== Dataset extract ==
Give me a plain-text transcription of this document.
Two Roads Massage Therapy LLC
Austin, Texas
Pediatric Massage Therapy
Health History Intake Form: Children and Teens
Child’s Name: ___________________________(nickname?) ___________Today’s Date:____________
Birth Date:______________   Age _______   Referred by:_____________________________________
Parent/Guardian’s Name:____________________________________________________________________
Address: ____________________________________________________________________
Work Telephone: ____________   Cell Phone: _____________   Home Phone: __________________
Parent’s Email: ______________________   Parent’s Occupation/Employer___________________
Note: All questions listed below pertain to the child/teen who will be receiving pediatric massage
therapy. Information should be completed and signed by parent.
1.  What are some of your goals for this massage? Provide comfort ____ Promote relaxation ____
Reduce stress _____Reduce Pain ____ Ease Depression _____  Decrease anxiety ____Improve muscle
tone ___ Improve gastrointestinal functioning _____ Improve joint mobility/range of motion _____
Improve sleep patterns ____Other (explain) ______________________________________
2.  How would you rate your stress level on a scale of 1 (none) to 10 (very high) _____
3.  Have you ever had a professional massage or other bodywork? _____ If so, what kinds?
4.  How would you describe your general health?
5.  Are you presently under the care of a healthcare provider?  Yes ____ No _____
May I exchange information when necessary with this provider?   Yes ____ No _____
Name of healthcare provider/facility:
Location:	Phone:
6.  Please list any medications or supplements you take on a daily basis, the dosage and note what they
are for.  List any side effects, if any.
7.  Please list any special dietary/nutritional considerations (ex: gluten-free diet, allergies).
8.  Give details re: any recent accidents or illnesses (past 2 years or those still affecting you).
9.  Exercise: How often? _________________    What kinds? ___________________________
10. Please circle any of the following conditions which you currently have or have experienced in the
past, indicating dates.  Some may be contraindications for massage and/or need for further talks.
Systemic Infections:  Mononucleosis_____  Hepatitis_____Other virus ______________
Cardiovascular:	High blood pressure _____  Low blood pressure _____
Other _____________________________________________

== About this exercise ==
Would you show each line of the material above that contains the string "provider"?

== Output below ==
5.  Are you presently under the care of a healthcare provider?  Yes ____ No _____
May I exchange information when necessary with this provider?   Yes ____ No _____
Name of healthcare provider/facility:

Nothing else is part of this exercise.